▶ ENTRIES
★ ★ ★ ★ ★ ★ ★
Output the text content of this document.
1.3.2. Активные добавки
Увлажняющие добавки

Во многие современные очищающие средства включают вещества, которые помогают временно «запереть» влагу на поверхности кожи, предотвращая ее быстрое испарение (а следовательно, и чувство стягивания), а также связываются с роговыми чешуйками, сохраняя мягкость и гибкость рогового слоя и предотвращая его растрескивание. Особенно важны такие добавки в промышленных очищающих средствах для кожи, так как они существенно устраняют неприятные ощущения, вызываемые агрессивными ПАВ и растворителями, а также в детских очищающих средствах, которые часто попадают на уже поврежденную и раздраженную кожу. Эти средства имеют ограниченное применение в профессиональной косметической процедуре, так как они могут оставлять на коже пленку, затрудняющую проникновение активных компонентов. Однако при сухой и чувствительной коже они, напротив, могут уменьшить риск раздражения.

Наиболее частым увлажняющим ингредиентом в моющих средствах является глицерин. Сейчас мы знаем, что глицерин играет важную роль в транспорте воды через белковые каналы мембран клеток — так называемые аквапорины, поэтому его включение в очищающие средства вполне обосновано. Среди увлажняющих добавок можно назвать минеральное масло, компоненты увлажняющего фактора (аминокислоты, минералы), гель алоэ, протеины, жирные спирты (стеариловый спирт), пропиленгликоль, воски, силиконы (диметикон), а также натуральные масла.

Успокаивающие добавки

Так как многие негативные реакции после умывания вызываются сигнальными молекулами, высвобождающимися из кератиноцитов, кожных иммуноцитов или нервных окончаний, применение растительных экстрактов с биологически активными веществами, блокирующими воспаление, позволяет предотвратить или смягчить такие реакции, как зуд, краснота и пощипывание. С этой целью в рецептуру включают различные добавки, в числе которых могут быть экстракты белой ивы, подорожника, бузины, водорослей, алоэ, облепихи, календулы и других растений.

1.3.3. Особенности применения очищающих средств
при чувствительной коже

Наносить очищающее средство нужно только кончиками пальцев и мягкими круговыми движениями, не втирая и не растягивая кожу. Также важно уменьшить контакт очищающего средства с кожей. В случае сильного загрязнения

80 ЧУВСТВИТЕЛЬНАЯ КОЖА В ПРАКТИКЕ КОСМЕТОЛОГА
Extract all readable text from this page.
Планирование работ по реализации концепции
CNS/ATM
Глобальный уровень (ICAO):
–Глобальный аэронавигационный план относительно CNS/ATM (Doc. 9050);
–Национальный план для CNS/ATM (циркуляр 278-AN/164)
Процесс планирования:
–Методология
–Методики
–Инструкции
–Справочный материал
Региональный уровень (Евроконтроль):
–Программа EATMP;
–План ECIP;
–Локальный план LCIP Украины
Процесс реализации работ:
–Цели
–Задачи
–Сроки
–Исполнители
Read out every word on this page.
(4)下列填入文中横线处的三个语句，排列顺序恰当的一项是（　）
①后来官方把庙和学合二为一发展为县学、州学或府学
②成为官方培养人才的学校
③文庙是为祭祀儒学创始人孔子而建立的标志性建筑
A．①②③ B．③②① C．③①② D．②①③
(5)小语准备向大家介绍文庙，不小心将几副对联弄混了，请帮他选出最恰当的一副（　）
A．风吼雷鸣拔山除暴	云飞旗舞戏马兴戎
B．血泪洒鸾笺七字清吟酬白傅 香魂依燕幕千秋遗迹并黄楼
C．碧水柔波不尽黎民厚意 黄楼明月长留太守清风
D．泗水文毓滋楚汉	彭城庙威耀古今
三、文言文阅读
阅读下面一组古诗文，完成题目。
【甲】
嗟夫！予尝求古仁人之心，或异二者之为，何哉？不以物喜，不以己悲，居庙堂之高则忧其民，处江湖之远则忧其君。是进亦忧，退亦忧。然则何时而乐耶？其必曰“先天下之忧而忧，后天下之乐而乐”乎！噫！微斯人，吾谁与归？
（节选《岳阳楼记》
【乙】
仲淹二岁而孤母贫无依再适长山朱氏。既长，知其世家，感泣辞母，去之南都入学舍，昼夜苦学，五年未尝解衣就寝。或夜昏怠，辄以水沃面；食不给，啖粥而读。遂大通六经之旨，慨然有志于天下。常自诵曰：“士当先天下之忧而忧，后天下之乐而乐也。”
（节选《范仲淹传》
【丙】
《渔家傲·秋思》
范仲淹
★ ★ ★ ★ ★ ★ ★
Give back the data above exactly as it appears.

▶ IN RESPONSE
Output the text content of this document.
1.3.2. Активные добавки
Увлажняющие добавки

Во многие современные очищающие средства включают вещества, которые помогают временно «запереть» влагу на поверхности кожи, предотвращая ее быстрое испарение (а следовательно, и чувство стягивания), а также связываются с роговыми чешуйками, сохраняя мягкость и гибкость рогового слоя и предотвращая его растрескивание. Особенно важны такие добавки в промышленных очищающих средствах для кожи, так как они существенно устраняют неприятные ощущения, вызываемые агрессивными ПАВ и растворителями, а также в детских очищающих средствах, которые часто попадают на уже поврежденную и раздраженную кожу. Эти средства имеют ограниченное применение в профессиональной косметической процедуре, так как они могут оставлять на коже пленку, затрудняющую проникновение активных компонентов. Однако при сухой и чувствительной коже они, напротив, могут уменьшить риск раздражения.

Наиболее частым увлажняющим ингредиентом в моющих средствах является глицерин. Сейчас мы знаем, что глицерин играет важную роль в транспорте воды через белковые каналы мембран клеток — так называемые аквапорины, поэтому его включение в очищающие средства вполне обосновано. Среди увлажняющих добавок можно назвать минеральное масло, компоненты увлажняющего фактора (аминокислоты, минералы), гель алоэ, протеины, жирные спирты (стеариловый спирт), пропиленгликоль, воски, силиконы (диметикон), а также натуральные масла.

Успокаивающие добавки

Так как многие негативные реакции после умывания вызываются сигнальными молекулами, высвобождающимися из кератиноцитов, кожных иммуноцитов или нервных окончаний, применение растительных экстрактов с биологически активными веществами, блокирующими воспаление, позволяет предотвратить или смягчить такие реакции, как зуд, краснота и пощипывание. С этой целью в рецептуру включают различные добавки, в числе которых могут быть экстракты белой ивы, подорожника, бузины, водорослей, алоэ, облепихи, календулы и других растений.

1.3.3. Особенности применения очищающих средств
при чувствительной коже

Наносить очищающее средство нужно только кончиками пальцев и мягкими круговыми движениями, не втирая и не растягивая кожу. Также важно уменьшить контакт очищающего средства с кожей. В случае сильного загрязнения

80 ЧУВСТВИТЕЛЬНАЯ КОЖА В ПРАКТИКЕ КОСМЕТОЛОГА
Extract all readable text from this page.
Планирование работ по реализации концепции
CNS/ATM
Глобальный уровень (ICAO):
–Глобальный аэронавигационный план относительно CNS/ATM (Doc. 9050);
–Национальный план для CNS/ATM (циркуляр 278-AN/164)
Процесс планирования:
–Методология
–Методики
–Инструкции
–Справочный материал
Региональный уровень (Евроконтроль):
–Программа EATMP;
–План ECIP;
–Локальный план LCIP Украины
Процесс реализации работ:
–Цели
–Задачи
–Сроки
–Исполнители
Read out every word on this page.
(4)下列填入文中横线处的三个语句，排列顺序恰当的一项是（　）
①后来官方把庙和学合二为一发展为县学、州学或府学
②成为官方培养人才的学校
③文庙是为祭祀儒学创始人孔子而建立的标志性建筑
A．①②③ B．③②① C．③①② D．②①③
(5)小语准备向大家介绍文庙，不小心将几副对联弄混了，请帮他选出最恰当的一副（　）
A．风吼雷鸣拔山除暴	云飞旗舞戏马兴戎
B．血泪洒鸾笺七字清吟酬白傅 香魂依燕幕千秋遗迹并黄楼
C．碧水柔波不尽黎民厚意 黄楼明月长留太守清风
D．泗水文毓滋楚汉	彭城庙威耀古今
三、文言文阅读
阅读下面一组古诗文，完成题目。
【甲】
嗟夫！予尝求古仁人之心，或异二者之为，何哉？不以物喜，不以己悲，居庙堂之高则忧其民，处江湖之远则忧其君。是进亦忧，退亦忧。然则何时而乐耶？其必曰“先天下之忧而忧，后天下之乐而乐”乎！噫！微斯人，吾谁与归？
（节选《岳阳楼记》
【乙】
仲淹二岁而孤母贫无依再适长山朱氏。既长，知其世家，感泣辞母，去之南都入学舍，昼夜苦学，五年未尝解衣就寝。或夜昏怠，辄以水沃面；食不给，啖粥而读。遂大通六经之旨，慨然有志于天下。常自诵曰：“士当先天下之忧而忧，后天下之乐而乐也。”
（节选《范仲淹传》
【丙】
《渔家傲·秋思》
范仲淹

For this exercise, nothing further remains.